● Problem details
Only the pictures are to be left out; set down the rest of the records exactly.

● Excerpted records
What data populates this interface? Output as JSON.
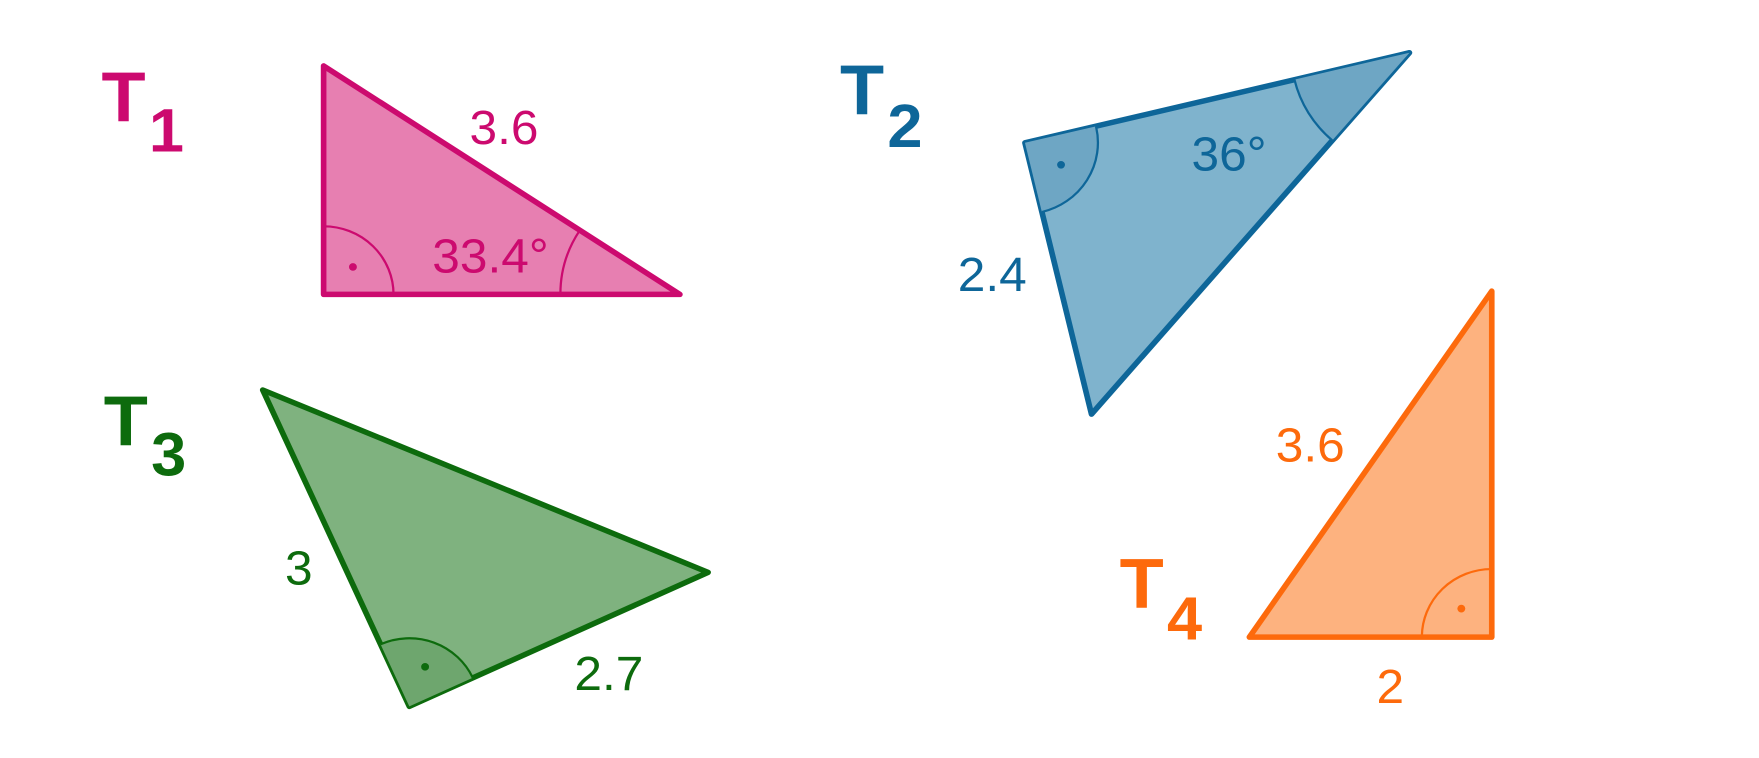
{
  "triangles": [
    {
      "name": "T",
      "subscript": "1",
      "labels": [
        "3.6",
        "33.4°"
      ]
    },
    {
      "name": "T",
      "subscript": "2",
      "labels": [
        "36°",
        "2.4"
      ]
    },
    {
      "name": "T",
      "subscript": "3",
      "labels": [
        "3",
        "2.7"
      ]
    },
    {
      "name": "T",
      "subscript": "4",
      "labels": [
        "3.6",
        "2"
      ]
    }
  ]
}
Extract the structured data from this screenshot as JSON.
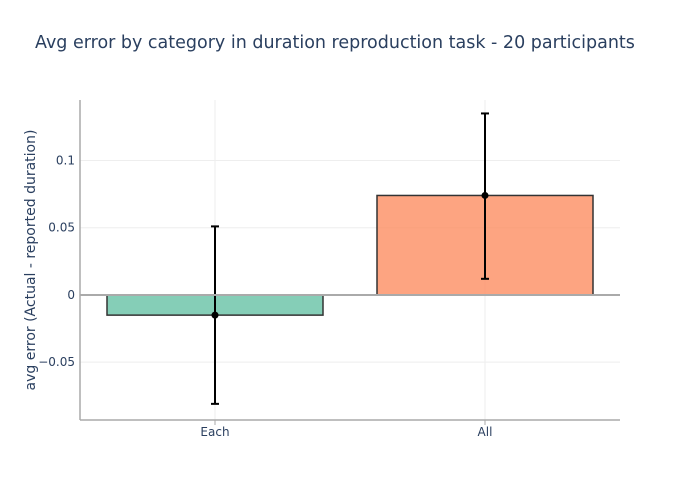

● Full output
What data populates this interface? Output as JSON.
{
  "triangles": [
    {
      "name": "T",
      "subscript": "1",
      "labels": [
        "3.6",
        "33.4°"
      ]
    },
    {
      "name": "T",
      "subscript": "2",
      "labels": [
        "36°",
        "2.4"
      ]
    },
    {
      "name": "T",
      "subscript": "3",
      "labels": [
        "3",
        "2.7"
      ]
    },
    {
      "name": "T",
      "subscript": "4",
      "labels": [
        "3.6",
        "2"
      ]
    }
  ]
}
Extract the structured data from this screenshot as JSON.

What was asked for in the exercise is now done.